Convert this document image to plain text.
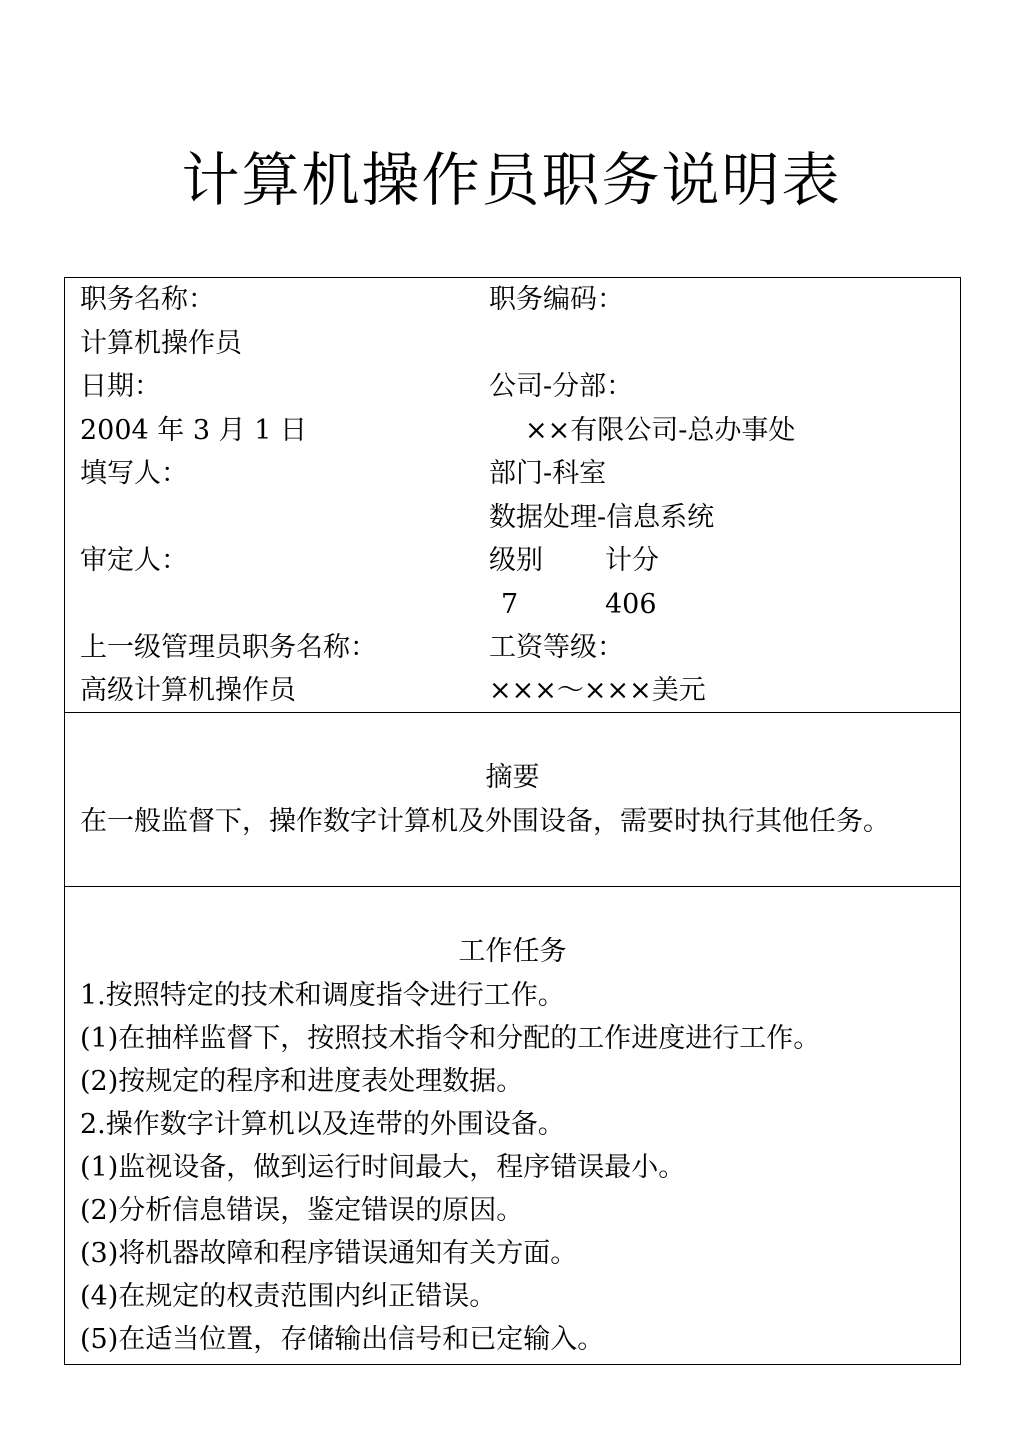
计算机操作员职务说明表
职务名称：	职务编码：
计算机操作员
日期：	公司-分部：
2004 年 3 月 1 日	××有限公司-总办事处
填写人：	部门-科室
数据处理-信息系统
审定人：	级别 计分
7	406
上一级管理员职务名称：	工资等级：
高级计算机操作员	×××～×××美元
摘要
在一般监督下，操作数字计算机及外围设备，需要时执行其他任务。
工作任务
1.按照特定的技术和调度指令进行工作。
(1)在抽样监督下，按照技术指令和分配的工作进度进行工作。
(2)按规定的程序和进度表处理数据。
2.操作数字计算机以及连带的外围设备。
(1)监视设备，做到运行时间最大，程序错误最小。
(2)分析信息错误，鉴定错误的原因。
(3)将机器故障和程序错误通知有关方面。
(4)在规定的权责范围内纠正错误。
(5)在适当位置，存储输出信号和已定输入。
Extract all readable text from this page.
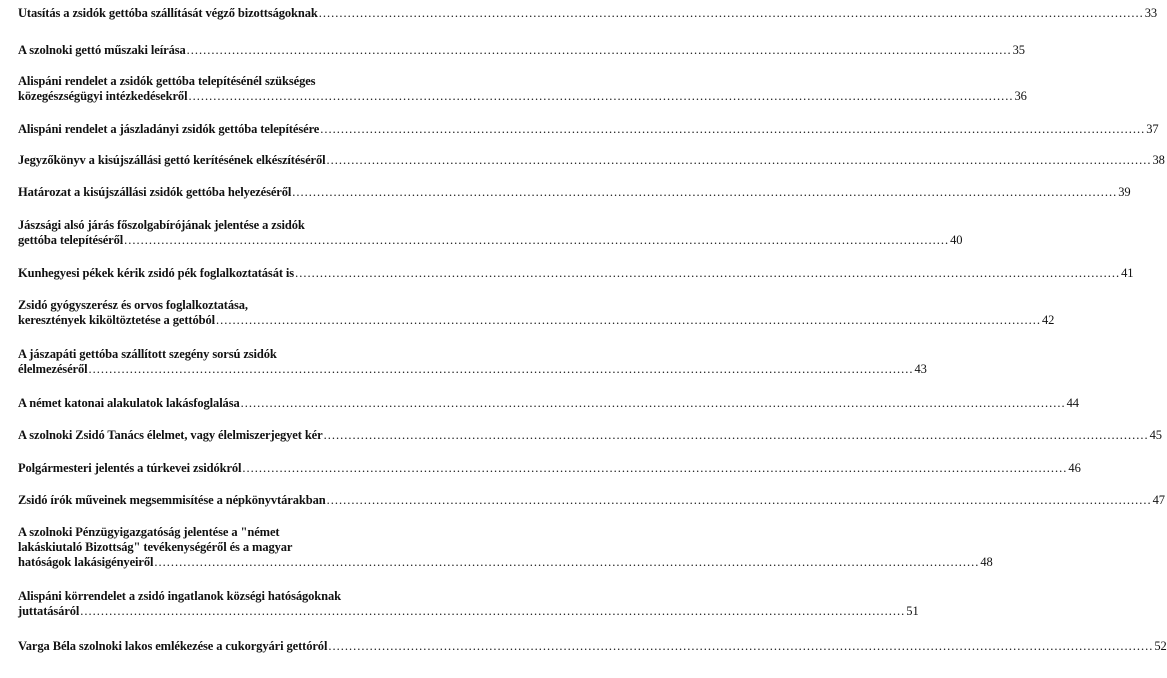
Utasítás a zsidók gettóba szállítását végző bizottságoknak .....	33
A szolnoki gettó műszaki leírása .....	35
Alispáni rendelet a zsidók gettóba telepítésénél szükséges
közegészségügyi intézkedésekről .....	36
Alispáni rendelet a jászladányi zsidók gettóba telepítésére .....	37
Jegyzőkönyv a kisújszállási gettó kerítésének elkészítéséről .....	38
Határozat a kisújszállási zsidók gettóba helyezéséről .....	39
Jászsági alsó járás főszolgabírójának jelentése a zsidók
gettóba telepítéséről .....	40
Kunhegyesi pékek kérik zsidó pék foglalkoztatását is .....	41
Zsidó gyógyszerész és orvos foglalkoztatása,
keresztények kiköltöztetése a gettóból .....	42
A jászapáti gettóba szállított szegény sorsú zsidók
élelmezéséről .....	43
A német katonai alakulatok lakásfoglalása .....	44
A szolnoki Zsidó Tanács élelmet, vagy élelmiszerjegyet kér .....	45
Polgármesteri jelentés a túrkevei zsidókról .....	46
Zsidó írók műveinek megsemmisítése a népkönyvtárakban .....	47
A szolnoki Pénzügyigazgatóság jelentése a "német
lakáskiutaló Bizottság" tevékenységéről és a magyar
hatóságok lakásigényeiről .....	48
Alispáni körrendelet a zsidó ingatlanok községi hatóságoknak
juttatásáról .....	51
Varga Béla szolnoki lakos emlékezése a cukorgyári gettóról .....	52
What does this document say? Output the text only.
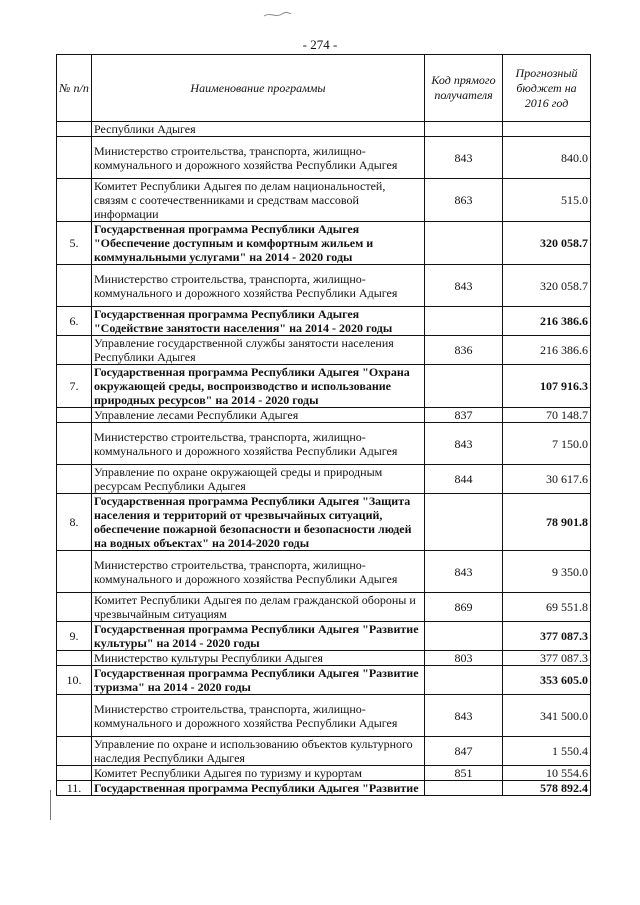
- 274 -
№ п/п	Наименование программы	Код прямого получателя	Прогнозный бюджет на 2016 год
	Республики Адыгея		
	Министерство строительства, транспорта, жилищно-коммунального и дорожного хозяйства Республики Адыгея	843	840.0
	Комитет Республики Адыгея по делам национальностей, связям с соотечественниками и средствам массовой информации	863	515.0
5.	Государственная программа Республики Адыгея "Обеспечение доступным и комфортным жильем и коммунальными услугами" на 2014 - 2020 годы		320 058.7
	Министерство строительства, транспорта, жилищно-коммунального и дорожного хозяйства Республики Адыгея	843	320 058.7
6.	Государственная программа Республики Адыгея "Содействие занятости населения" на 2014 - 2020 годы		216 386.6
	Управление государственной службы занятости населения Республики Адыгея	836	216 386.6
7.	Государственная программа Республики Адыгея "Охрана окружающей среды, воспроизводство и использование природных ресурсов" на 2014 - 2020 годы		107 916.3
	Управление лесами Республики Адыгея	837	70 148.7
	Министерство строительства, транспорта, жилищно-коммунального и дорожного хозяйства Республики Адыгея	843	7 150.0
	Управление по охране окружающей среды и природным ресурсам Республики Адыгея	844	30 617.6
8.	Государственная программа Республики Адыгея "Защита населения и территорий от чрезвычайных ситуаций, обеспечение пожарной безопасности и безопасности людей на водных объектах" на 2014-2020 годы		78 901.8
	Министерство строительства, транспорта, жилищно-коммунального и дорожного хозяйства Республики Адыгея	843	9 350.0
	Комитет Республики Адыгея по делам гражданской обороны и чрезвычайным ситуациям	869	69 551.8
9.	Государственная программа Республики Адыгея "Развитие культуры" на 2014 - 2020 годы		377 087.3
	Министерство культуры Республики Адыгея	803	377 087.3
10.	Государственная программа Республики Адыгея "Развитие туризма" на 2014 - 2020 годы		353 605.0
	Министерство строительства, транспорта, жилищно-коммунального и дорожного хозяйства Республики Адыгея	843	341 500.0
	Управление по охране и использованию объектов культурного наследия Республики Адыгея	847	1 550.4
	Комитет Республики Адыгея по туризму и курортам	851	10 554.6
11.	Государственная программа Республики Адыгея "Развитие		578 892.4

CHALLENGE - Return each line from the material above exactly, but not the pictures.

TASK ANSWER -
Convert this document image to plain text.
计算机操作员职务说明表
职务名称：	职务编码：
计算机操作员
日期：	公司-分部：
2004 年 3 月 1 日	××有限公司-总办事处
填写人：	部门-科室
数据处理-信息系统
审定人：	级别 计分
7	406
上一级管理员职务名称：	工资等级：
高级计算机操作员	×××～×××美元
摘要
在一般监督下，操作数字计算机及外围设备，需要时执行其他任务。
工作任务
1.按照特定的技术和调度指令进行工作。
(1)在抽样监督下，按照技术指令和分配的工作进度进行工作。
(2)按规定的程序和进度表处理数据。
2.操作数字计算机以及连带的外围设备。
(1)监视设备，做到运行时间最大，程序错误最小。
(2)分析信息错误，鉴定错误的原因。
(3)将机器故障和程序错误通知有关方面。
(4)在规定的权责范围内纠正错误。
(5)在适当位置，存储输出信号和已定输入。
Extract all readable text from this page.
Utasítás a zsidók gettóba szállítását végző bizottságoknak .....	33
A szolnoki gettó műszaki leírása .....	35
Alispáni rendelet a zsidók gettóba telepítésénél szükséges
közegészségügyi intézkedésekről .....	36
Alispáni rendelet a jászladányi zsidók gettóba telepítésére .....	37
Jegyzőkönyv a kisújszállási gettó kerítésének elkészítéséről .....	38
Határozat a kisújszállási zsidók gettóba helyezéséről .....	39
Jászsági alsó járás főszolgabírójának jelentése a zsidók
gettóba telepítéséről .....	40
Kunhegyesi pékek kérik zsidó pék foglalkoztatását is .....	41
Zsidó gyógyszerész és orvos foglalkoztatása,
keresztények kiköltöztetése a gettóból .....	42
A jászapáti gettóba szállított szegény sorsú zsidók
élelmezéséről .....	43
A német katonai alakulatok lakásfoglalása .....	44
A szolnoki Zsidó Tanács élelmet, vagy élelmiszerjegyet kér .....	45
Polgármesteri jelentés a túrkevei zsidókról .....	46
Zsidó írók műveinek megsemmisítése a népkönyvtárakban .....	47
A szolnoki Pénzügyigazgatóság jelentése a "német
lakáskiutaló Bizottság" tevékenységéről és a magyar
hatóságok lakásigényeiről .....	48
Alispáni körrendelet a zsidó ingatlanok községi hatóságoknak
juttatásáról .....	51
Varga Béla szolnoki lakos emlékezése a cukorgyári gettóról .....	52
What does this document say? Output the text only.
- 274 -
№ п/п	Наименование программы	Код прямого получателя	Прогнозный бюджет на 2016 год
	Республики Адыгея		
	Министерство строительства, транспорта, жилищно-коммунального и дорожного хозяйства Республики Адыгея	843	840.0
	Комитет Республики Адыгея по делам национальностей, связям с соотечественниками и средствам массовой информации	863	515.0
5.	Государственная программа Республики Адыгея "Обеспечение доступным и комфортным жильем и коммунальными услугами" на 2014 - 2020 годы		320 058.7
	Министерство строительства, транспорта, жилищно-коммунального и дорожного хозяйства Республики Адыгея	843	320 058.7
6.	Государственная программа Республики Адыгея "Содействие занятости населения" на 2014 - 2020 годы		216 386.6
	Управление государственной службы занятости населения Республики Адыгея	836	216 386.6
7.	Государственная программа Республики Адыгея "Охрана окружающей среды, воспроизводство и использование природных ресурсов" на 2014 - 2020 годы		107 916.3
	Управление лесами Республики Адыгея	837	70 148.7
	Министерство строительства, транспорта, жилищно-коммунального и дорожного хозяйства Республики Адыгея	843	7 150.0
	Управление по охране окружающей среды и природным ресурсам Республики Адыгея	844	30 617.6
8.	Государственная программа Республики Адыгея "Защита населения и территорий от чрезвычайных ситуаций, обеспечение пожарной безопасности и безопасности людей на водных объектах" на 2014-2020 годы		78 901.8
	Министерство строительства, транспорта, жилищно-коммунального и дорожного хозяйства Республики Адыгея	843	9 350.0
	Комитет Республики Адыгея по делам гражданской обороны и чрезвычайным ситуациям	869	69 551.8
9.	Государственная программа Республики Адыгея "Развитие культуры" на 2014 - 2020 годы		377 087.3
	Министерство культуры Республики Адыгея	803	377 087.3
10.	Государственная программа Республики Адыгея "Развитие туризма" на 2014 - 2020 годы		353 605.0
	Министерство строительства, транспорта, жилищно-коммунального и дорожного хозяйства Республики Адыгея	843	341 500.0
	Управление по охране и использованию объектов культурного наследия Республики Адыгея	847	1 550.4
	Комитет Республики Адыгея по туризму и курортам	851	10 554.6
11.	Государственная программа Республики Адыгея "Развитие		578 892.4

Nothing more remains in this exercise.